> **Task prompt**: From the entries below, list each line with "параметры".

(Stored data)
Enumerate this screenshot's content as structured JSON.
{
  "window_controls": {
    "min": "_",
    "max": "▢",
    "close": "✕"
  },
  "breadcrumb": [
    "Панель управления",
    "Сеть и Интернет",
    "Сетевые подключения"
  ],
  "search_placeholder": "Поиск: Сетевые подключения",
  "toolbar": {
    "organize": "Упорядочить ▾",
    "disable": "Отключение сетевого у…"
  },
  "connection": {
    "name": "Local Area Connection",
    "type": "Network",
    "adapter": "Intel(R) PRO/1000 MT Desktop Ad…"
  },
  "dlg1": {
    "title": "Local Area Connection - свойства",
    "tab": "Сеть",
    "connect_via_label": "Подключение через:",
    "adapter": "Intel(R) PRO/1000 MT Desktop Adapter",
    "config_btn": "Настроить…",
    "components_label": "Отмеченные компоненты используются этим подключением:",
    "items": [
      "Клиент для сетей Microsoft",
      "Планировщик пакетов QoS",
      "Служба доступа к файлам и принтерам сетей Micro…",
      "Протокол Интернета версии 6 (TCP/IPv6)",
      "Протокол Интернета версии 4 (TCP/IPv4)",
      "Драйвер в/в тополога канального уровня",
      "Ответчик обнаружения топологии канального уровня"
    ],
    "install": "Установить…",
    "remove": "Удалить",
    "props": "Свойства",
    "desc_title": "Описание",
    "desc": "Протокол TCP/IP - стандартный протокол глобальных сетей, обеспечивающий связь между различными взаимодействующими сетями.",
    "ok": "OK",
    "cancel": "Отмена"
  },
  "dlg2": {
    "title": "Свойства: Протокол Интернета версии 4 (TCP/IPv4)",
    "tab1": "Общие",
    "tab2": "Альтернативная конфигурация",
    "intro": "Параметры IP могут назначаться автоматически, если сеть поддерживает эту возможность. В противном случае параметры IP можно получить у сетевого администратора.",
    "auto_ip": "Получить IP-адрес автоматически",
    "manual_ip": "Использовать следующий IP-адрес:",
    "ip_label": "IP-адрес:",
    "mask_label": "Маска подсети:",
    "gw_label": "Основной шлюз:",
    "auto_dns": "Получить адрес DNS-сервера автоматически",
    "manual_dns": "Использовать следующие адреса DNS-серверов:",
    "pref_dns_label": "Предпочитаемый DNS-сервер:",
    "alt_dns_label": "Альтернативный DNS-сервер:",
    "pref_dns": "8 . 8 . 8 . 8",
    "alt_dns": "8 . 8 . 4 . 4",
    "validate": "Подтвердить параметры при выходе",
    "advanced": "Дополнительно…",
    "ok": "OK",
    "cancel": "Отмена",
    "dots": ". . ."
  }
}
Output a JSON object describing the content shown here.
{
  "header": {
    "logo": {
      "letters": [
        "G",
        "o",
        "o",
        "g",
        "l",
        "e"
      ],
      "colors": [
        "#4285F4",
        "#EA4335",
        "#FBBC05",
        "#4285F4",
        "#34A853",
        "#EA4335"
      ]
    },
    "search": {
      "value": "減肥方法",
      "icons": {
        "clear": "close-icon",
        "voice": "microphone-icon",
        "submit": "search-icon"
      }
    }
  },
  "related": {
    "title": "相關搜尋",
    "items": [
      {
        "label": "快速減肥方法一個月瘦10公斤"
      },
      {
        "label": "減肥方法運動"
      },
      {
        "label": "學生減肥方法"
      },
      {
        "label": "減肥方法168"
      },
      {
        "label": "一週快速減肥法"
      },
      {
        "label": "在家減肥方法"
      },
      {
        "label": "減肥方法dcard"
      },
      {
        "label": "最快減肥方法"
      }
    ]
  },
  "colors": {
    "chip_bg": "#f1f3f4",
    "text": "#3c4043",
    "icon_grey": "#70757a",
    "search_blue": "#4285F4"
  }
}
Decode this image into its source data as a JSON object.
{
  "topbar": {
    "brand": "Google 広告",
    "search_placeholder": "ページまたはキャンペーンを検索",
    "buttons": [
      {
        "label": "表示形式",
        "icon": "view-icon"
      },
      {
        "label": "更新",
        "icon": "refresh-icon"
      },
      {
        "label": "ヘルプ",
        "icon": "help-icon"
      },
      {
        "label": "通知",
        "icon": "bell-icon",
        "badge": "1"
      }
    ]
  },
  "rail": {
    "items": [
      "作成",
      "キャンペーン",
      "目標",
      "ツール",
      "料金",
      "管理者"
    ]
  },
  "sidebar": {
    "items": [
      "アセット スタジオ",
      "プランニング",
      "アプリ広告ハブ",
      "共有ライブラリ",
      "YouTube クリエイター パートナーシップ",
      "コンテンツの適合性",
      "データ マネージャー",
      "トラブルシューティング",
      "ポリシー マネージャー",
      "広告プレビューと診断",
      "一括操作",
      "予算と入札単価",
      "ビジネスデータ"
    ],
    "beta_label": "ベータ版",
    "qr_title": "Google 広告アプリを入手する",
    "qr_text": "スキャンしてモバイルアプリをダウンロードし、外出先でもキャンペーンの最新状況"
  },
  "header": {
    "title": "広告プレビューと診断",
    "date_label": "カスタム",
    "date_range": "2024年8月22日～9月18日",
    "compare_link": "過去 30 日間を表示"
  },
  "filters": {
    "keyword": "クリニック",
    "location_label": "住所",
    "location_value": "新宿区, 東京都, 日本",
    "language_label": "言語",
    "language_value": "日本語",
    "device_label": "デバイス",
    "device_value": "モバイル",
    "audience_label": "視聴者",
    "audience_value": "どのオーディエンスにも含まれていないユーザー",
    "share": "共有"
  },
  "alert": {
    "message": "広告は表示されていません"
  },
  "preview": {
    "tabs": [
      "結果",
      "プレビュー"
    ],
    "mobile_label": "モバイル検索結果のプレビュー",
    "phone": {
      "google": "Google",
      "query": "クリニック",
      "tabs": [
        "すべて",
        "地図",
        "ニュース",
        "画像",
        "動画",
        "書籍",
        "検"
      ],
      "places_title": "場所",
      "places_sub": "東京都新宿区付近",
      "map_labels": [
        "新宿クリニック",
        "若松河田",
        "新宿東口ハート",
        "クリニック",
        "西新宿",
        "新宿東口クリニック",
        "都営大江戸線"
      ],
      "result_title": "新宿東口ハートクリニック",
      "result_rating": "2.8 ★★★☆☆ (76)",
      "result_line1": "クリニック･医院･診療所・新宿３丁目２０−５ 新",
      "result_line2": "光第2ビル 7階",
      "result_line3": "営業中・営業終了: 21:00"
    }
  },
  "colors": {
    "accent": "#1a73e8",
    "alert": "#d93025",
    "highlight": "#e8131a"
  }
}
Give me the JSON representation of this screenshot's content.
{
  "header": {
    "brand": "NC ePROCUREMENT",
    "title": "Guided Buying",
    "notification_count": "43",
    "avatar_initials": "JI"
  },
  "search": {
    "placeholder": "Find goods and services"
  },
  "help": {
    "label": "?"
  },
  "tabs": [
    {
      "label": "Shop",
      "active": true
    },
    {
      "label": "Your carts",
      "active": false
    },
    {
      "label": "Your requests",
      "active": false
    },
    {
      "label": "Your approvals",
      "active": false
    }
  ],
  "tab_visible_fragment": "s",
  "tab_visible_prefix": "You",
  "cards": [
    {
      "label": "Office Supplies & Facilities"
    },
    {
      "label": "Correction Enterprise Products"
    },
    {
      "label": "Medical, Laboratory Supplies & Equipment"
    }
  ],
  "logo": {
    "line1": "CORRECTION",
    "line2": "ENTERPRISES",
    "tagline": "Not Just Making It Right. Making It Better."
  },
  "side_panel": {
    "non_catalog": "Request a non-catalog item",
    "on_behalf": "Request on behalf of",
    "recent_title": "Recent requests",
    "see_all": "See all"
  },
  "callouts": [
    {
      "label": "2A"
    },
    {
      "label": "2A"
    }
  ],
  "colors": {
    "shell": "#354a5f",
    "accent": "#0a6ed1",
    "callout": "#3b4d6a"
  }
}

> **In response**:
    "intro": "Параметры IP могут назначаться автоматически, если сеть поддерживает эту возможность. В противном случае параметры IP можно получить у сетевого администратора.",
    "validate": "Подтвердить параметры при выходе",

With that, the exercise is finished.